Goal: All of the records below should be output exactly.

Data lines:
§ §

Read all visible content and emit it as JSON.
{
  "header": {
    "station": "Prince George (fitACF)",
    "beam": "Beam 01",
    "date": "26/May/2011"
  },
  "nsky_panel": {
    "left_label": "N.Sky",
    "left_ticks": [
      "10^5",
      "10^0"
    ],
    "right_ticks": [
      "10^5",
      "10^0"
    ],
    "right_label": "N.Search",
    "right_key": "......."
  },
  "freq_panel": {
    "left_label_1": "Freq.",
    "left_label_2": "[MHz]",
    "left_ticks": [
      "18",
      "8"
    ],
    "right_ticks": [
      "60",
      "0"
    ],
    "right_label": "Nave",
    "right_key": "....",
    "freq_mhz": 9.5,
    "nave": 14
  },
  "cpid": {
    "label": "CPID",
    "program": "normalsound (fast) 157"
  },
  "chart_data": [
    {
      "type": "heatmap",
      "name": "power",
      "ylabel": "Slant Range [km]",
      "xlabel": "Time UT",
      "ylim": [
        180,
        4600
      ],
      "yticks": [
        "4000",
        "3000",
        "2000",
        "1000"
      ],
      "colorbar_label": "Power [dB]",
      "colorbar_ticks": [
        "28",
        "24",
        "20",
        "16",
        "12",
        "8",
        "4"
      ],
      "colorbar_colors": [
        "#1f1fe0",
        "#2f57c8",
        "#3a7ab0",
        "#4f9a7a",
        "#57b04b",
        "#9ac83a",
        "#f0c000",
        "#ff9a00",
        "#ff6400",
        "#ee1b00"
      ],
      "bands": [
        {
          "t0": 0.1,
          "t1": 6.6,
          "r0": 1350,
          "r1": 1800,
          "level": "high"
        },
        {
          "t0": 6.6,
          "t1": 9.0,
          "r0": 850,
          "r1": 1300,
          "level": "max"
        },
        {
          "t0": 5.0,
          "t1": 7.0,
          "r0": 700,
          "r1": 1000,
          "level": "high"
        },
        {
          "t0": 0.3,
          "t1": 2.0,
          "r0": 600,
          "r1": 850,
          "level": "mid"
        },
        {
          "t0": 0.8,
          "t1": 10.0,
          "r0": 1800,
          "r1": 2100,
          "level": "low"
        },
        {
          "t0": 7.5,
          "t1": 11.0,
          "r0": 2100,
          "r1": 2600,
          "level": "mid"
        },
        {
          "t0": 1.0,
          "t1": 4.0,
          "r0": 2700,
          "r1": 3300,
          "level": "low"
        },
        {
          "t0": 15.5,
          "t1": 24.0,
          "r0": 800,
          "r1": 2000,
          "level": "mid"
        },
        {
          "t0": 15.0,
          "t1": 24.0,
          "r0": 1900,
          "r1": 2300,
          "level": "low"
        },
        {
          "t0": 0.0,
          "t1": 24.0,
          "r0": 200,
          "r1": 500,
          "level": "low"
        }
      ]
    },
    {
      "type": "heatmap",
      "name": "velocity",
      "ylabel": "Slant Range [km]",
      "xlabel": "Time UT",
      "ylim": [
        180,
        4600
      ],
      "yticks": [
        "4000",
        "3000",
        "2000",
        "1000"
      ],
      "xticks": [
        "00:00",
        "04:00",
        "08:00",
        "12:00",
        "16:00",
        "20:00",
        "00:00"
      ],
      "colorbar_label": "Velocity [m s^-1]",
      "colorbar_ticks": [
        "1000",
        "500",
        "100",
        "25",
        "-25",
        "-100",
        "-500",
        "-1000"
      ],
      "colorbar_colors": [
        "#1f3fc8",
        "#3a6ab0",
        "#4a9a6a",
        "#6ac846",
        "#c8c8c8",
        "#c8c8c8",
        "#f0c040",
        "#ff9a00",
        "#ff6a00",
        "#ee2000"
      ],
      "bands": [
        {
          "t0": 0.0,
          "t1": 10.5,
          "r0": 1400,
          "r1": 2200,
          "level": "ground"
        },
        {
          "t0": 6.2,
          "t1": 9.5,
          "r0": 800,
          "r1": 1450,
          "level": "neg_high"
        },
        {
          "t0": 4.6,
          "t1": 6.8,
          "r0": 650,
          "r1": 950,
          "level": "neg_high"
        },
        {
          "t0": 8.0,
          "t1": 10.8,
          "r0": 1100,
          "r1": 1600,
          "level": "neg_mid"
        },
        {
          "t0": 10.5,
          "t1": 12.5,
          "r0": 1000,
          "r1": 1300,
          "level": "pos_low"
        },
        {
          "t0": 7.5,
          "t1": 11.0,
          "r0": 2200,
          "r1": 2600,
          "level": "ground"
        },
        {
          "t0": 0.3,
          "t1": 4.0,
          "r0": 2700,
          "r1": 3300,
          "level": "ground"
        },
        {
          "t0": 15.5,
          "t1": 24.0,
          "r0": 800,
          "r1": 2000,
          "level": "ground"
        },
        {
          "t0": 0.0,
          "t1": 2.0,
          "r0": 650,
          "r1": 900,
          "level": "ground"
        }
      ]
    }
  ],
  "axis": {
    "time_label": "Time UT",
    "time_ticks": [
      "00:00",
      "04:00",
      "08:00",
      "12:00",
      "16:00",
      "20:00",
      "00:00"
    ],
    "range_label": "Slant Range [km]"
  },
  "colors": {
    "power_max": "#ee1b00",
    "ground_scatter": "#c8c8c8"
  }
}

§ §

Response to the task:
Read all visible content and emit it as JSON.
{
  "header": {
    "station": "Prince George (fitACF)",
    "beam": "Beam 01",
    "date": "26/May/2011"
  },
  "nsky_panel": {
    "left_label": "N.Sky",
    "left_ticks": [
      "10^5",
      "10^0"
    ],
    "right_ticks": [
      "10^5",
      "10^0"
    ],
    "right_label": "N.Search",
    "right_key": "......."
  },
  "freq_panel": {
    "left_label_1": "Freq.",
    "left_label_2": "[MHz]",
    "left_ticks": [
      "18",
      "8"
    ],
    "right_ticks": [
      "60",
      "0"
    ],
    "right_label": "Nave",
    "right_key": "....",
    "freq_mhz": 9.5,
    "nave": 14
  },
  "cpid": {
    "label": "CPID",
    "program": "normalsound (fast) 157"
  },
  "chart_data": [
    {
      "type": "heatmap",
      "name": "power",
      "ylabel": "Slant Range [km]",
      "xlabel": "Time UT",
      "ylim": [
        180,
        4600
      ],
      "yticks": [
        "4000",
        "3000",
        "2000",
        "1000"
      ],
      "colorbar_label": "Power [dB]",
      "colorbar_ticks": [
        "28",
        "24",
        "20",
        "16",
        "12",
        "8",
        "4"
      ],
      "colorbar_colors": [
        "#1f1fe0",
        "#2f57c8",
        "#3a7ab0",
        "#4f9a7a",
        "#57b04b",
        "#9ac83a",
        "#f0c000",
        "#ff9a00",
        "#ff6400",
        "#ee1b00"
      ],
      "bands": [
        {
          "t0": 0.1,
          "t1": 6.6,
          "r0": 1350,
          "r1": 1800,
          "level": "high"
        },
        {
          "t0": 6.6,
          "t1": 9.0,
          "r0": 850,
          "r1": 1300,
          "level": "max"
        },
        {
          "t0": 5.0,
          "t1": 7.0,
          "r0": 700,
          "r1": 1000,
          "level": "high"
        },
        {
          "t0": 0.3,
          "t1": 2.0,
          "r0": 600,
          "r1": 850,
          "level": "mid"
        },
        {
          "t0": 0.8,
          "t1": 10.0,
          "r0": 1800,
          "r1": 2100,
          "level": "low"
        },
        {
          "t0": 7.5,
          "t1": 11.0,
          "r0": 2100,
          "r1": 2600,
          "level": "mid"
        },
        {
          "t0": 1.0,
          "t1": 4.0,
          "r0": 2700,
          "r1": 3300,
          "level": "low"
        },
        {
          "t0": 15.5,
          "t1": 24.0,
          "r0": 800,
          "r1": 2000,
          "level": "mid"
        },
        {
          "t0": 15.0,
          "t1": 24.0,
          "r0": 1900,
          "r1": 2300,
          "level": "low"
        },
        {
          "t0": 0.0,
          "t1": 24.0,
          "r0": 200,
          "r1": 500,
          "level": "low"
        }
      ]
    },
    {
      "type": "heatmap",
      "name": "velocity",
      "ylabel": "Slant Range [km]",
      "xlabel": "Time UT",
      "ylim": [
        180,
        4600
      ],
      "yticks": [
        "4000",
        "3000",
        "2000",
        "1000"
      ],
      "xticks": [
        "00:00",
        "04:00",
        "08:00",
        "12:00",
        "16:00",
        "20:00",
        "00:00"
      ],
      "colorbar_label": "Velocity [m s^-1]",
      "colorbar_ticks": [
        "1000",
        "500",
        "100",
        "25",
        "-25",
        "-100",
        "-500",
        "-1000"
      ],
      "colorbar_colors": [
        "#1f3fc8",
        "#3a6ab0",
        "#4a9a6a",
        "#6ac846",
        "#c8c8c8",
        "#c8c8c8",
        "#f0c040",
        "#ff9a00",
        "#ff6a00",
        "#ee2000"
      ],
      "bands": [
        {
          "t0": 0.0,
          "t1": 10.5,
          "r0": 1400,
          "r1": 2200,
          "level": "ground"
        },
        {
          "t0": 6.2,
          "t1": 9.5,
          "r0": 800,
          "r1": 1450,
          "level": "neg_high"
        },
        {
          "t0": 4.6,
          "t1": 6.8,
          "r0": 650,
          "r1": 950,
          "level": "neg_high"
        },
        {
          "t0": 8.0,
          "t1": 10.8,
          "r0": 1100,
          "r1": 1600,
          "level": "neg_mid"
        },
        {
          "t0": 10.5,
          "t1": 12.5,
          "r0": 1000,
          "r1": 1300,
          "level": "pos_low"
        },
        {
          "t0": 7.5,
          "t1": 11.0,
          "r0": 2200,
          "r1": 2600,
          "level": "ground"
        },
        {
          "t0": 0.3,
          "t1": 4.0,
          "r0": 2700,
          "r1": 3300,
          "level": "ground"
        },
        {
          "t0": 15.5,
          "t1": 24.0,
          "r0": 800,
          "r1": 2000,
          "level": "ground"
        },
        {
          "t0": 0.0,
          "t1": 2.0,
          "r0": 650,
          "r1": 900,
          "level": "ground"
        }
      ]
    }
  ],
  "axis": {
    "time_label": "Time UT",
    "time_ticks": [
      "00:00",
      "04:00",
      "08:00",
      "12:00",
      "16:00",
      "20:00",
      "00:00"
    ],
    "range_label": "Slant Range [km]"
  },
  "colors": {
    "power_max": "#ee1b00",
    "ground_scatter": "#c8c8c8"
  }
}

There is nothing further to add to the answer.